### Material provided
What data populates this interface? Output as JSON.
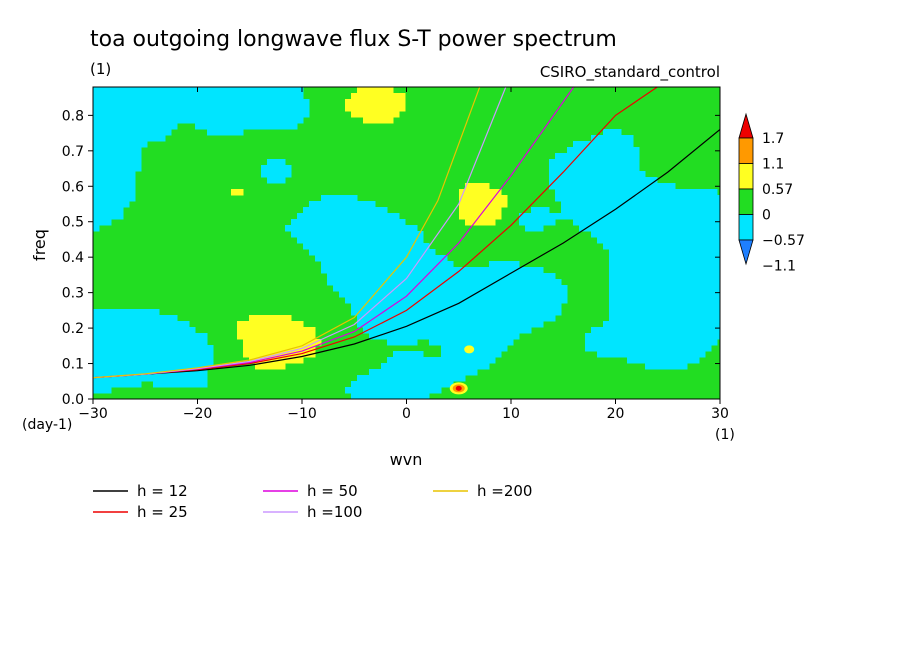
{
  "chart_data": {
    "type": "heatmap",
    "title": "toa outgoing longwave flux S-T power spectrum",
    "subtitle_left": "(1)",
    "subtitle_right": "CSIRO_standard_control",
    "xlabel": "wvn",
    "ylabel": "freq",
    "x_unit": "(1)",
    "y_unit": "(day-1)",
    "xlim": [
      -30,
      30
    ],
    "ylim": [
      0,
      0.88
    ],
    "xticks": [
      -30,
      -20,
      -10,
      0,
      10,
      20,
      30
    ],
    "xtick_labels": [
      "−30",
      "−20",
      "−10",
      "0",
      "10",
      "20",
      "30"
    ],
    "yticks": [
      0.0,
      0.1,
      0.2,
      0.3,
      0.4,
      0.5,
      0.6,
      0.7,
      0.8
    ],
    "ytick_labels": [
      "0.0",
      "0.1",
      "0.2",
      "0.3",
      "0.4",
      "0.5",
      "0.6",
      "0.7",
      "0.8"
    ],
    "colorbar": {
      "levels": [
        -1.1,
        -0.57,
        0,
        0.57,
        1.1,
        1.7
      ],
      "labels": [
        "−1.1",
        "−0.57",
        "0",
        "0.57",
        "1.1",
        "1.7"
      ],
      "colors": [
        "#1e7fff",
        "#00e5ff",
        "#22dd22",
        "#ffff22",
        "#ff9900",
        "#ee0000"
      ]
    },
    "field": {
      "dominant_bands": [
        "-0.57 to 0",
        "0 to 0.57"
      ],
      "hotspots": [
        {
          "wvn": 5,
          "freq": 0.03,
          "value": 1.7
        },
        {
          "wvn": 6,
          "freq": 0.14,
          "value": 0.8
        }
      ]
    },
    "series": [
      {
        "name": "h = 12",
        "color": "#000000",
        "x": [
          -30,
          -25,
          -20,
          -15,
          -10,
          -5,
          0,
          5,
          10,
          15,
          20,
          25,
          30
        ],
        "y": [
          0.06,
          0.07,
          0.08,
          0.095,
          0.12,
          0.155,
          0.205,
          0.27,
          0.355,
          0.44,
          0.535,
          0.64,
          0.76
        ]
      },
      {
        "name": "h = 25",
        "color": "#ee0000",
        "x": [
          -30,
          -25,
          -20,
          -15,
          -10,
          -5,
          0,
          5,
          10,
          15,
          20,
          24
        ],
        "y": [
          0.06,
          0.07,
          0.083,
          0.1,
          0.128,
          0.175,
          0.25,
          0.36,
          0.49,
          0.64,
          0.8,
          0.88
        ]
      },
      {
        "name": "h = 50",
        "color": "#dd00dd",
        "x": [
          -30,
          -25,
          -20,
          -15,
          -10,
          -5,
          0,
          5,
          10,
          16
        ],
        "y": [
          0.06,
          0.07,
          0.085,
          0.103,
          0.135,
          0.19,
          0.29,
          0.44,
          0.63,
          0.88
        ]
      },
      {
        "name": "h =100",
        "color": "#cc99ff",
        "x": [
          -30,
          -25,
          -20,
          -15,
          -10,
          -5,
          0,
          5,
          9.5
        ],
        "y": [
          0.06,
          0.07,
          0.086,
          0.106,
          0.143,
          0.21,
          0.34,
          0.55,
          0.88
        ]
      },
      {
        "name": "h =200",
        "color": "#e8c400",
        "x": [
          -30,
          -25,
          -20,
          -15,
          -10,
          -5,
          0,
          3,
          7
        ],
        "y": [
          0.06,
          0.071,
          0.088,
          0.11,
          0.15,
          0.23,
          0.4,
          0.56,
          0.88
        ]
      }
    ],
    "legend_position": "bottom-left"
  }
}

### Problem requirements
Extract every line that has the string "name" in it.

### Response
        "name": "h = 12",
        "name": "h = 25",
        "name": "h = 50",
        "name": "h =100",
        "name": "h =200",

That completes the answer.